• **Written instruction**: Every entry must be repeated exactly. Exclude all pictures.
┏━━
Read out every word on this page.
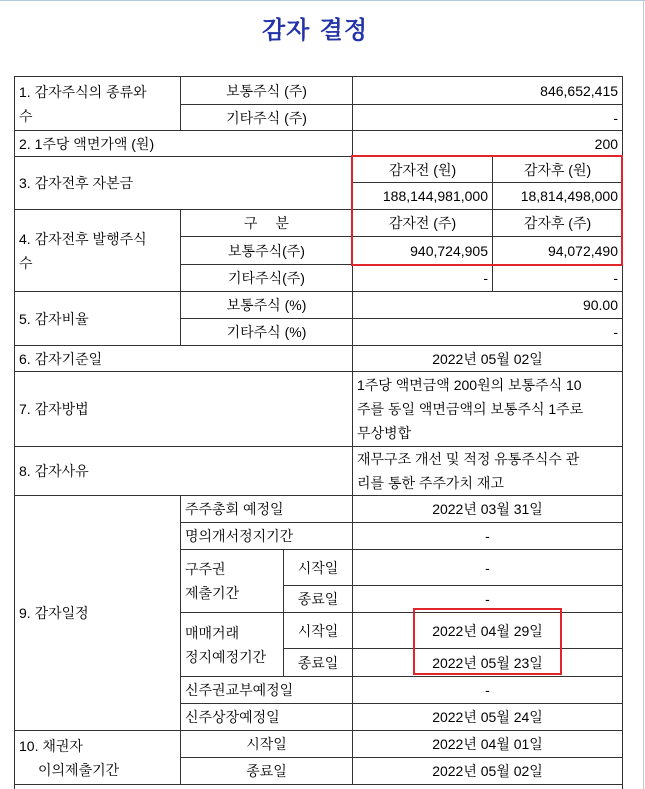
감자 결정
1. 감자주식의 종류와
수	보통주식 (주)		846,652,415	
	기타주식 (주)		-	
2. 1주당 액면가액 (원)			200	
3. 감자전후 자본금			감자전 (원)	감자후 (원)
			188,144,981,000	18,814,498,000

4. 감자전후 발행주식
수	구 분		감자전 (주)	감자후 (주)
	보통주식(주)		940,724,905	94,072,490
	기타주식(주)		-	-
5. 감자비율	보통주식 (%)		90.00	
	기타주식 (%)		-	
6. 감자기준일			2022년 05월 02일	
7. 감자방법			1주당 액면금액 200원의 보통주식 10
주를 동일 액면금액의 보통주식 1주로
무상병합	

8. 감자사유			재무구조 개선 및 적정 유통주식수 관
리를 통한 주주가치 재고	

9. 감자일정	주주총회 예정일		2022년 03월 31일	
	명의개서정지기간		-	

	구주권
제출기간	시작일	-	
		종료일	-	

	매매거래
정지예정기간	시작일	2022년 04월 29일	
		종료일	2022년 05월 23일	
	신주권교부예정일		-	
	신주상장예정일		2022년 05월 24일	

10. 채권자
이의제출기간	시작일		2022년 04월 01일	
	종료일		2022년 05월 02일	
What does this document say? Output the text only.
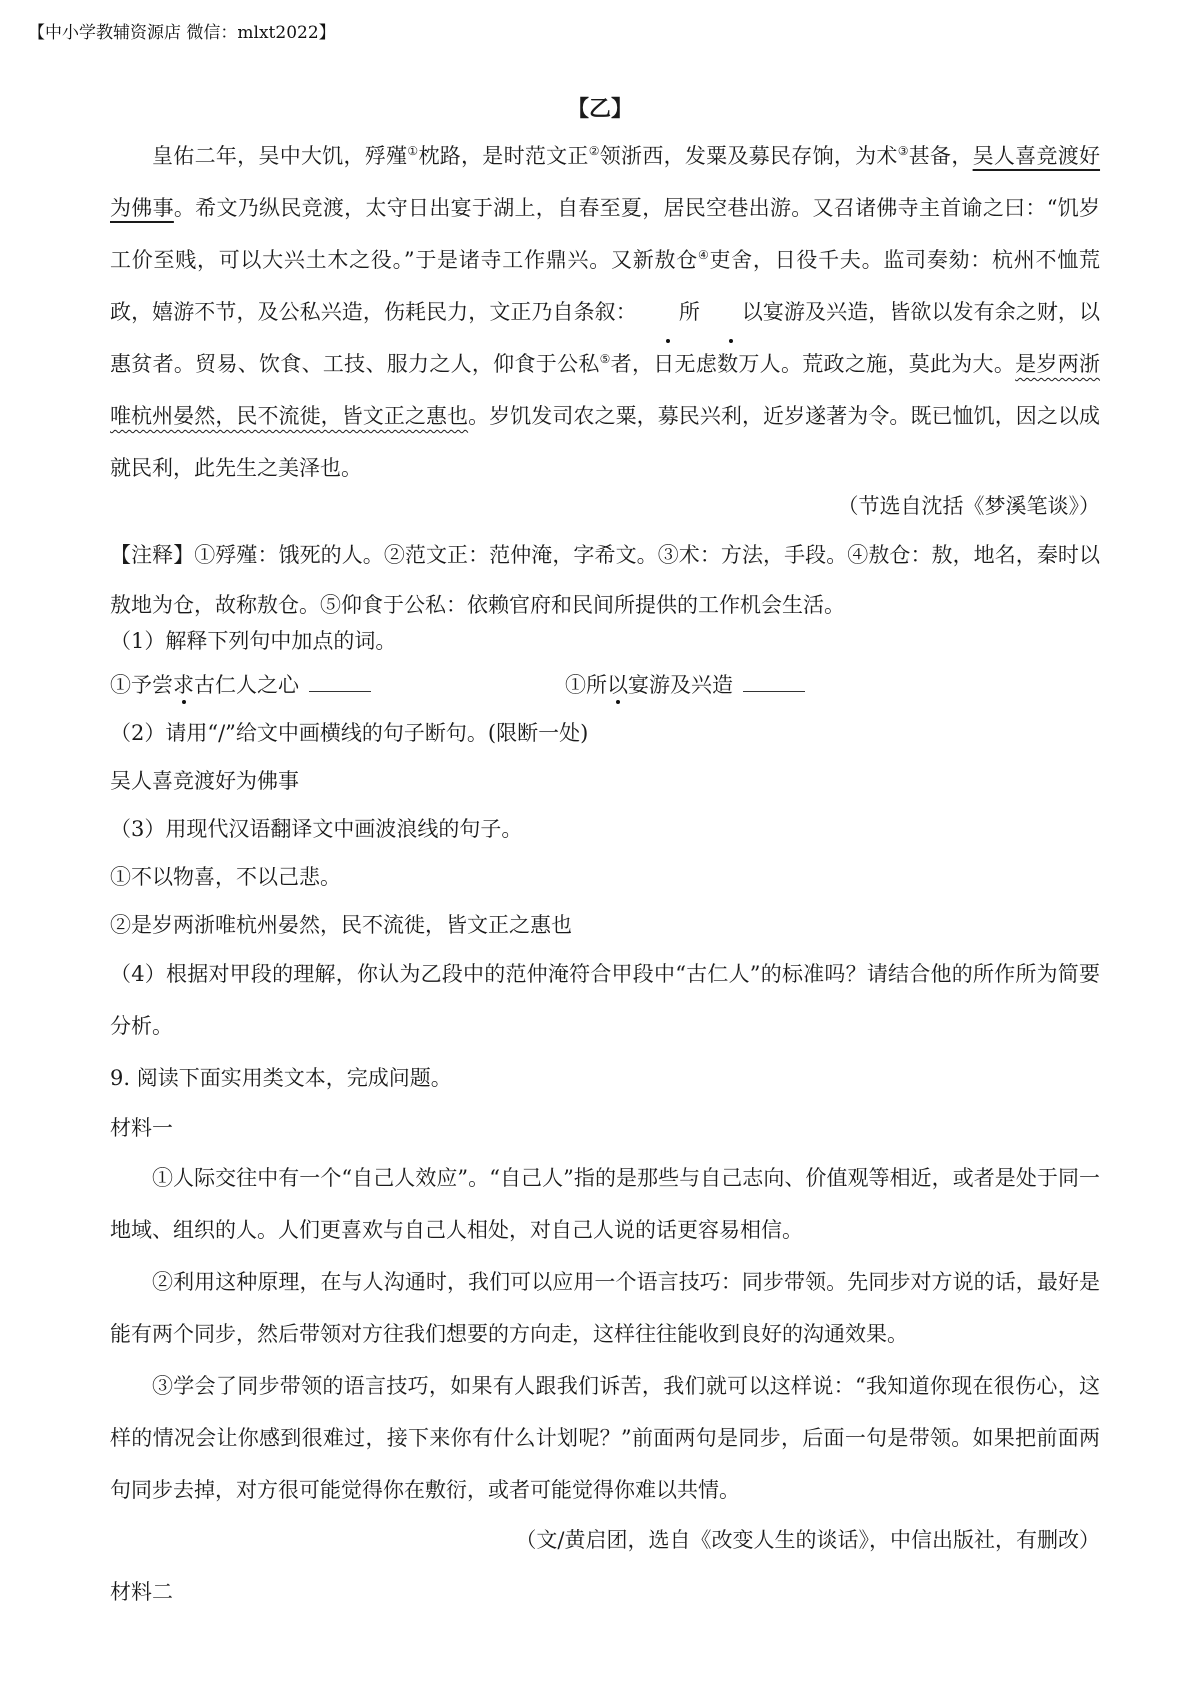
【中小学教辅资源店 微信：mlxt2022】
【乙】
皇佑二年，吴中大饥，殍殣①枕路，是时范文正②领浙西，发粟及募民存饷，为术③甚备，吴人喜竞渡好为佛事。希文乃纵民竞渡，太守日出宴于湖上，自春至夏，居民空巷出游。又召诸佛寺主首谕之曰：“饥岁工价至贱，可以大兴土木之役。”于是诸寺工作鼎兴。又新敖仓④吏舍，日役千夫。监司奏劾：杭州不恤荒政，嬉游不节，及公私兴造，伤耗民力，文正乃自条叙： 所 以宴游及兴造，皆欲以发有余之财，以惠贫者。贸易、饮食、工技、服力之人，仰食于公私⑤者，日无虑数万人。荒政之施，莫此为大。是岁两浙唯杭州晏然，民不流徙，皆文正之惠也。岁饥发司农之粟，募民兴利，近岁遂著为令。既已恤饥，因之以成就民利，此先生之美泽也。
（节选自沈括《梦溪笔谈》）
【注释】①殍殣：饿死的人。②范文正：范仲淹，字希文。③术：方法，手段。④敖仓：敖，地名，秦时以敖地为仓，故称敖仓。⑤仰食于公私：依赖官府和民间所提供的工作机会生活。
（1）解释下列句中加点的词。
①予尝求古仁人之心	①所以宴游及兴造
（2）请用“/”给文中画横线的句子断句。(限断一处)
吴人喜竞渡好为佛事
（3）用现代汉语翻译文中画波浪线的句子。
①不以物喜，不以己悲。
②是岁两浙唯杭州晏然，民不流徙，皆文正之惠也
（4）根据对甲段的理解，你认为乙段中的范仲淹符合甲段中“古仁人”的标准吗？请结合他的所作所为简要分析。
9. 阅读下面实用类文本，完成问题。
材料一
①人际交往中有一个“自己人效应”。“自己人”指的是那些与自己志向、价值观等相近，或者是处于同一地域、组织的人。人们更喜欢与自己人相处，对自己人说的话更容易相信。
②利用这种原理，在与人沟通时，我们可以应用一个语言技巧：同步带领。先同步对方说的话，最好是能有两个同步，然后带领对方往我们想要的方向走，这样往往能收到良好的沟通效果。
③学会了同步带领的语言技巧，如果有人跟我们诉苦，我们就可以这样说：“我知道你现在很伤心，这样的情况会让你感到很难过，接下来你有什么计划呢？”前面两句是同步，后面一句是带领。如果把前面两句同步去掉，对方很可能觉得你在敷衍，或者可能觉得你难以共情。
（文/黄启团，选自《改变人生的谈话》，中信出版社，有删改）
材料二
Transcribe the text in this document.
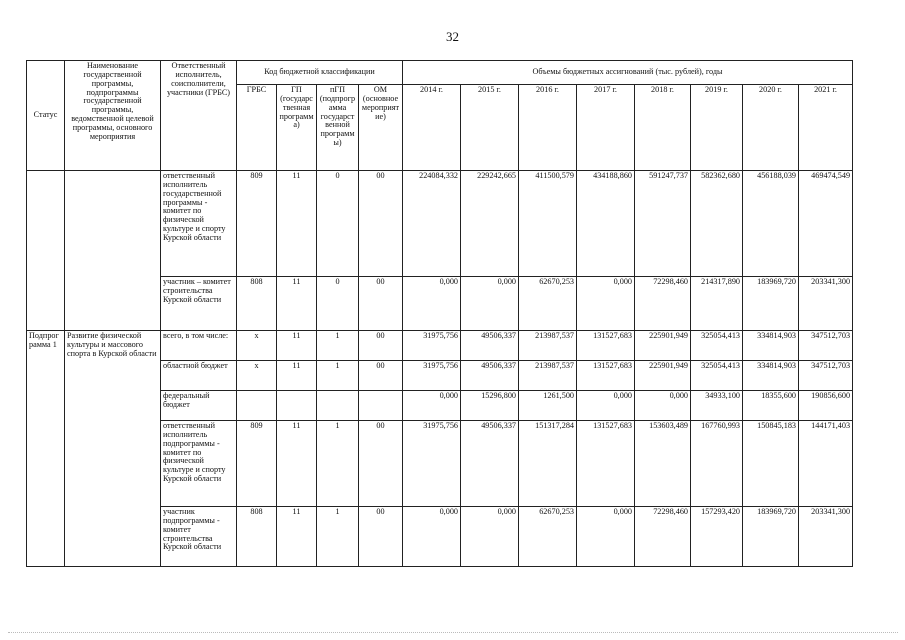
32
Статус	Наименование государственной программы, подпрограммы государственной программы, ведомственной целевой программы, основного мероприятия	Ответственный исполнитель, соисполнители, участники (ГРБС)	Код бюджетной классификации				Объемы бюджетных ассигнований (тыс. рублей), годы							
			ГРБС	ГП (государственная программа)	пГП (подпрограмма государственной программы)	ОМ (основное мероприятие)	2014 г.	2015 г.	2016 г.	2017 г.	2018 г.	2019 г.	2020 г.	2021 г.
		ответственный исполнитель государственной программы - комитет по физической культуре и спорту Курской области	809	11	0	00	224084,332	229242,665	411500,579	434188,860	591247,737	582362,680	456188,039	469474,549
		участник – комитет строительства Курской области	808	11	0	00	0,000	0,000	62670,253	0,000	72298,460	214317,890	183969,720	203341,300
Подпрограмма 1	Развитие физической культуры и массового спорта в Курской области	всего, в том числе:	х	11	1	00	31975,756	49506,337	213987,537	131527,683	225901,949	325054,413	334814,903	347512,703
		областной бюджет	х	11	1	00	31975,756	49506,337	213987,537	131527,683	225901,949	325054,413	334814,903	347512,703
		федеральный бюджет					0,000	15296,800	1261,500	0,000	0,000	34933,100	18355,600	190856,600
		ответственный исполнитель подпрограммы - комитет по физической культуре и спорту Курской области	809	11	1	00	31975,756	49506,337	151317,284	131527,683	153603,489	167760,993	150845,183	144171,403
		участник подпрограммы - комитет строительства Курской области	808	11	1	00	0,000	0,000	62670,253	0,000	72298,460	157293,420	183969,720	203341,300
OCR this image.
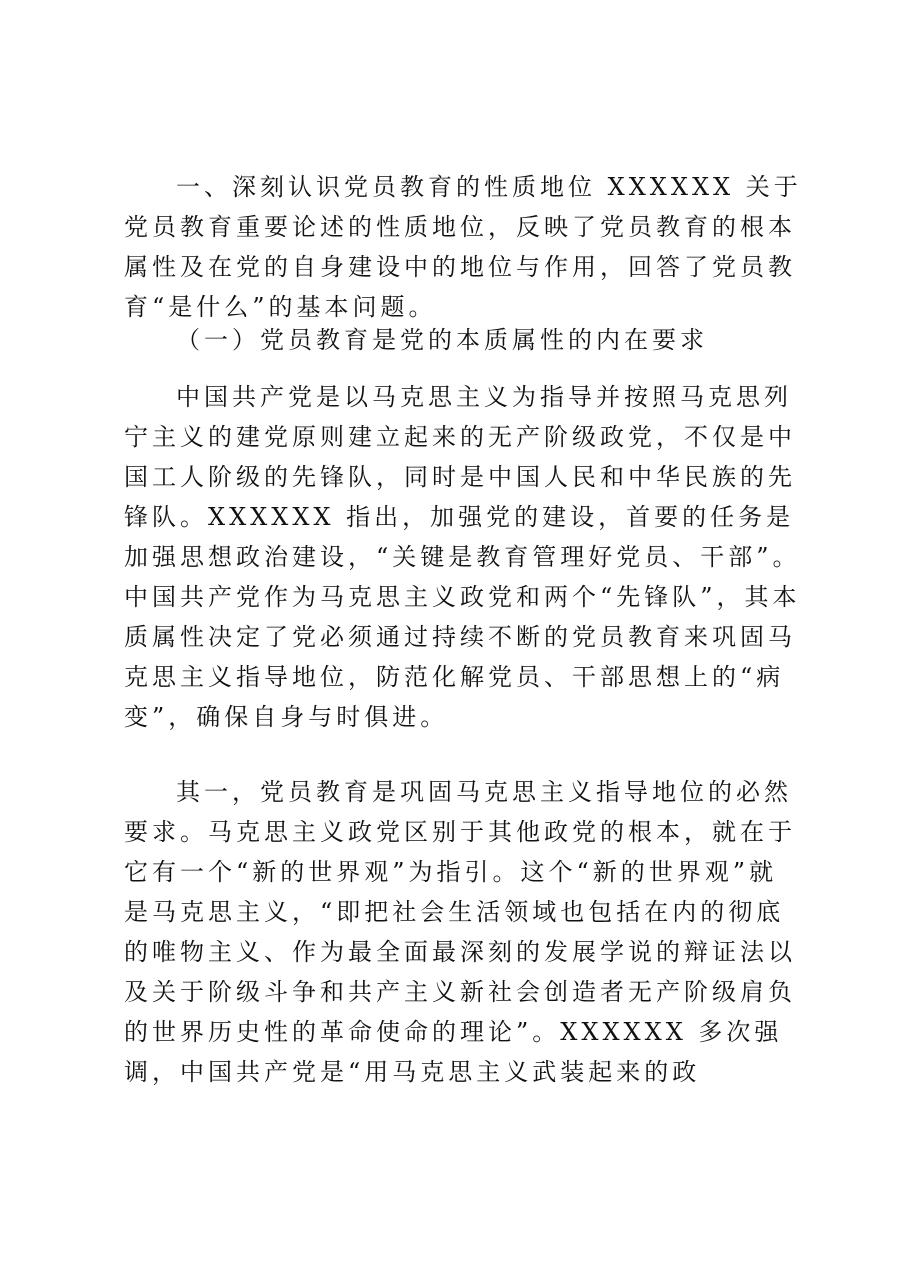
一、深刻认识党员教育的性质地位 XXXXXX 关于党员教育重要论述的性质地位，反映了党员教育的根本属性及在党的自身建设中的地位与作用，回答了党员教育“是什么”的基本问题。

（一）党员教育是党的本质属性的内在要求

中国共产党是以马克思主义为指导并按照马克思列宁主义的建党原则建立起来的无产阶级政党，不仅是中国工人阶级的先锋队，同时是中国人民和中华民族的先锋队。XXXXXX 指出，加强党的建设，首要的任务是加强思想政治建设，“关键是教育管理好党员、干部”。中国共产党作为马克思主义政党和两个“先锋队”，其本质属性决定了党必须通过持续不断的党员教育来巩固马克思主义指导地位，防范化解党员、干部思想上的“病变”，确保自身与时俱进。

其一，党员教育是巩固马克思主义指导地位的必然要求。马克思主义政党区别于其他政党的根本，就在于它有一个“新的世界观”为指引。这个“新的世界观”就是马克思主义，“即把社会生活领域也包括在内的彻底的唯物主义、作为最全面最深刻的发展学说的辩证法以及关于阶级斗争和共产主义新社会创造者无产阶级肩负的世界历史性的革命使命的理论”。XXXXXX 多次强调，中国共产党是“用马克思主义武装起来的政
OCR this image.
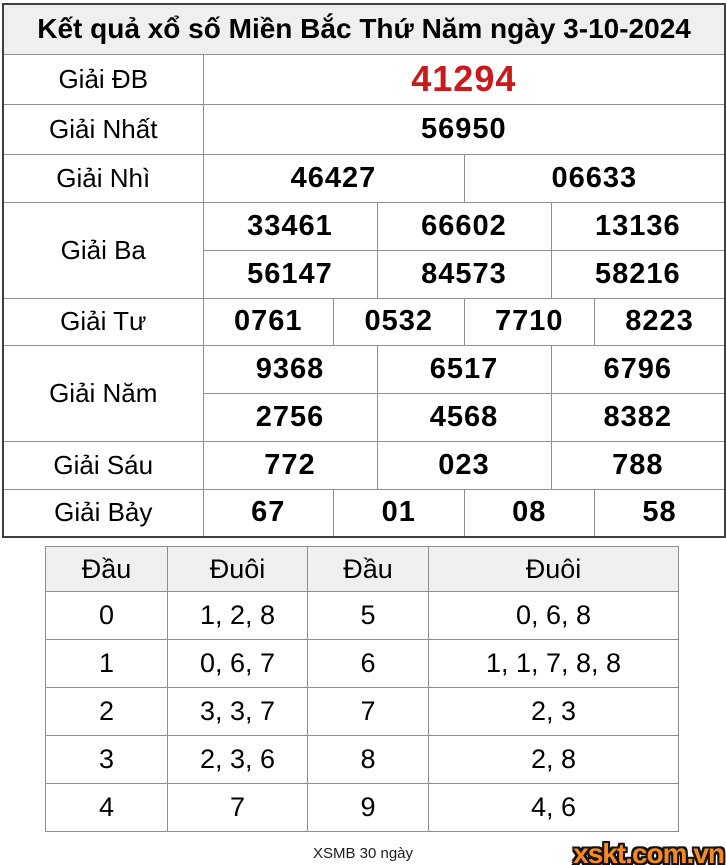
Kết quả xổ số Miền Bắc Thứ Năm ngày 3-10-2024						
Giải ĐB	41294					
Giải Nhất	56950					
Giải Nhì	46427			06633		
Giải Ba	33461		66602		13136	
	56147		84573		58216	
Giải Tư	0761	0532		7710		8223
Giải Năm	9368		6517		6796	
	2756		4568		8382	
Giải Sáu	772		023		788	
Giải Bảy	67	01		08		58
Đầu	Đuôi	Đầu	Đuôi
0	1, 2, 8	5	0, 6, 8
1	0, 6, 7	6	1, 1, 7, 8, 8
2	3, 3, 7	7	2, 3
3	2, 3, 6	8	2, 8
4	7	9	4, 6
XSMB 30 ngày	xskt.com.vn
┗━━
• **Correct result**:
Read out every word on this page.
감자 결정
1. 감자주식의 종류와
수	보통주식 (주)		846,652,415	
	기타주식 (주)		-	
2. 1주당 액면가액 (원)			200	
3. 감자전후 자본금			감자전 (원)	감자후 (원)
			188,144,981,000	18,814,498,000

4. 감자전후 발행주식
수	구 분		감자전 (주)	감자후 (주)
	보통주식(주)		940,724,905	94,072,490
	기타주식(주)		-	-
5. 감자비율	보통주식 (%)		90.00	
	기타주식 (%)		-	
6. 감자기준일			2022년 05월 02일	
7. 감자방법			1주당 액면금액 200원의 보통주식 10
주를 동일 액면금액의 보통주식 1주로
무상병합	

8. 감자사유			재무구조 개선 및 적정 유통주식수 관
리를 통한 주주가치 재고	

9. 감자일정	주주총회 예정일		2022년 03월 31일	
	명의개서정지기간		-	

	구주권
제출기간	시작일	-	
		종료일	-	

	매매거래
정지예정기간	시작일	2022년 04월 29일	
		종료일	2022년 05월 23일	
	신주권교부예정일		-	
	신주상장예정일		2022년 05월 24일	

10. 채권자
이의제출기간	시작일		2022년 04월 01일	
	종료일		2022년 05월 02일	
What does this document say? Output the text only.
【中小学教辅资源店 微信：mlxt2022】
【乙】
皇佑二年，吴中大饥，殍殣①枕路，是时范文正②领浙西，发粟及募民存饷，为术③甚备，吴人喜竞渡好为佛事。希文乃纵民竞渡，太守日出宴于湖上，自春至夏，居民空巷出游。又召诸佛寺主首谕之曰：“饥岁工价至贱，可以大兴土木之役。”于是诸寺工作鼎兴。又新敖仓④吏舍，日役千夫。监司奏劾：杭州不恤荒政，嬉游不节，及公私兴造，伤耗民力，文正乃自条叙： 所 以宴游及兴造，皆欲以发有余之财，以惠贫者。贸易、饮食、工技、服力之人，仰食于公私⑤者，日无虑数万人。荒政之施，莫此为大。是岁两浙唯杭州晏然，民不流徙，皆文正之惠也。岁饥发司农之粟，募民兴利，近岁遂著为令。既已恤饥，因之以成就民利，此先生之美泽也。
（节选自沈括《梦溪笔谈》）
【注释】①殍殣：饿死的人。②范文正：范仲淹，字希文。③术：方法，手段。④敖仓：敖，地名，秦时以敖地为仓，故称敖仓。⑤仰食于公私：依赖官府和民间所提供的工作机会生活。
（1）解释下列句中加点的词。
①予尝求古仁人之心	①所以宴游及兴造
（2）请用“/”给文中画横线的句子断句。(限断一处)
吴人喜竞渡好为佛事
（3）用现代汉语翻译文中画波浪线的句子。
①不以物喜，不以己悲。
②是岁两浙唯杭州晏然，民不流徙，皆文正之惠也
（4）根据对甲段的理解，你认为乙段中的范仲淹符合甲段中“古仁人”的标准吗？请结合他的所作所为简要分析。
9. 阅读下面实用类文本，完成问题。
材料一
①人际交往中有一个“自己人效应”。“自己人”指的是那些与自己志向、价值观等相近，或者是处于同一地域、组织的人。人们更喜欢与自己人相处，对自己人说的话更容易相信。
②利用这种原理，在与人沟通时，我们可以应用一个语言技巧：同步带领。先同步对方说的话，最好是能有两个同步，然后带领对方往我们想要的方向走，这样往往能收到良好的沟通效果。
③学会了同步带领的语言技巧，如果有人跟我们诉苦，我们就可以这样说：“我知道你现在很伤心，这样的情况会让你感到很难过，接下来你有什么计划呢？”前面两句是同步，后面一句是带领。如果把前面两句同步去掉，对方很可能觉得你在敷衍，或者可能觉得你难以共情。
（文/黄启团，选自《改变人生的谈话》，中信出版社，有删改）
材料二
Transcribe the text in this document.
32
Статус	Наименование государственной программы, подпрограммы государственной программы, ведомственной целевой программы, основного мероприятия	Ответственный исполнитель, соисполнители, участники (ГРБС)	Код бюджетной классификации				Объемы бюджетных ассигнований (тыс. рублей), годы							
			ГРБС	ГП (государственная программа)	пГП (подпрограмма государственной программы)	ОМ (основное мероприятие)	2014 г.	2015 г.	2016 г.	2017 г.	2018 г.	2019 г.	2020 г.	2021 г.
		ответственный исполнитель государственной программы - комитет по физической культуре и спорту Курской области	809	11	0	00	224084,332	229242,665	411500,579	434188,860	591247,737	582362,680	456188,039	469474,549
		участник – комитет строительства Курской области	808	11	0	00	0,000	0,000	62670,253	0,000	72298,460	214317,890	183969,720	203341,300
Подпрограмма 1	Развитие физической культуры и массового спорта в Курской области	всего, в том числе:	х	11	1	00	31975,756	49506,337	213987,537	131527,683	225901,949	325054,413	334814,903	347512,703
		областной бюджет	х	11	1	00	31975,756	49506,337	213987,537	131527,683	225901,949	325054,413	334814,903	347512,703
		федеральный бюджет					0,000	15296,800	1261,500	0,000	0,000	34933,100	18355,600	190856,600
		ответственный исполнитель подпрограммы - комитет по физической культуре и спорту Курской области	809	11	1	00	31975,756	49506,337	151317,284	131527,683	153603,489	167760,993	150845,183	144171,403
		участник подпрограммы - комитет строительства Курской области	808	11	1	00	0,000	0,000	62670,253	0,000	72298,460	157293,420	183969,720	203341,300
OCR this image.
一、深刻认识党员教育的性质地位 XXXXXX 关于党员教育重要论述的性质地位，反映了党员教育的根本属性及在党的自身建设中的地位与作用，回答了党员教育“是什么”的基本问题。

（一）党员教育是党的本质属性的内在要求

中国共产党是以马克思主义为指导并按照马克思列宁主义的建党原则建立起来的无产阶级政党，不仅是中国工人阶级的先锋队，同时是中国人民和中华民族的先锋队。XXXXXX 指出，加强党的建设，首要的任务是加强思想政治建设，“关键是教育管理好党员、干部”。中国共产党作为马克思主义政党和两个“先锋队”，其本质属性决定了党必须通过持续不断的党员教育来巩固马克思主义指导地位，防范化解党员、干部思想上的“病变”，确保自身与时俱进。

其一，党员教育是巩固马克思主义指导地位的必然要求。马克思主义政党区别于其他政党的根本，就在于它有一个“新的世界观”为指引。这个“新的世界观”就是马克思主义，“即把社会生活领域也包括在内的彻底的唯物主义、作为最全面最深刻的发展学说的辩证法以及关于阶级斗争和共产主义新社会创造者无产阶级肩负的世界历史性的革命使命的理论”。XXXXXX 多次强调，中国共产党是“用马克思主义武装起来的政
OCR this image.
Kết quả xổ số Miền Bắc Thứ Năm ngày 3-10-2024						
Giải ĐB	41294					
Giải Nhất	56950					
Giải Nhì	46427			06633		
Giải Ba	33461		66602		13136	
	56147		84573		58216	
Giải Tư	0761	0532		7710		8223
Giải Năm	9368		6517		6796	
	2756		4568		8382	
Giải Sáu	772		023		788	
Giải Bảy	67	01		08		58
Đầu	Đuôi	Đầu	Đuôi
0	1, 2, 8	5	0, 6, 8
1	0, 6, 7	6	1, 1, 7, 8, 8
2	3, 3, 7	7	2, 3
3	2, 3, 6	8	2, 8
4	7	9	4, 6
XSMB 30 ngày	xskt.com.vn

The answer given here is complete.